Gather all lines in the entries that include the word "einem".
◇ ◇ ◇ ◇
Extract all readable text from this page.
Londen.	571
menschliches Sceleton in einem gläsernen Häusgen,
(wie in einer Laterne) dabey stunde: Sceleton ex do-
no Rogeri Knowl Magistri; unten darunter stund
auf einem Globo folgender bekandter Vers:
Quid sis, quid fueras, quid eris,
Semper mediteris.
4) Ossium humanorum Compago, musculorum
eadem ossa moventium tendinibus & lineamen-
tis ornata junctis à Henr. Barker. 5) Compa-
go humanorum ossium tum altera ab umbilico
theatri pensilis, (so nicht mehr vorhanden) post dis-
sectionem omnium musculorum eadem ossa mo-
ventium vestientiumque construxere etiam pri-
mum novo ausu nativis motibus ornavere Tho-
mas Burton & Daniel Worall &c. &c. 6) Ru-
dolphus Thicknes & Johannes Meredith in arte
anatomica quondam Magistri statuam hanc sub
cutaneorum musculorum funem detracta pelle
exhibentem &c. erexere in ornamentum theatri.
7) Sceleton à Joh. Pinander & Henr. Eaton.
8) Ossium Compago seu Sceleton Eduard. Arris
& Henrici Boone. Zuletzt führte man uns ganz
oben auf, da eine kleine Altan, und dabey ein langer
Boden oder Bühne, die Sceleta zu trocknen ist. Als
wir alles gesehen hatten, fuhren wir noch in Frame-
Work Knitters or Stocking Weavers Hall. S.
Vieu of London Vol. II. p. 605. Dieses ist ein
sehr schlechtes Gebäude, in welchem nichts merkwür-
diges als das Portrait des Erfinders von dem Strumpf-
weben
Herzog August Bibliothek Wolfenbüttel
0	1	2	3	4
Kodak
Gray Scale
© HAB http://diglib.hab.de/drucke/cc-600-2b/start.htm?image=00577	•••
◇ ◇ ◇ ◇
Result for this exercise:
menschliches Sceleton in einem gläsernen Häusgen,
auf einem Globo folgender bekandter Vers:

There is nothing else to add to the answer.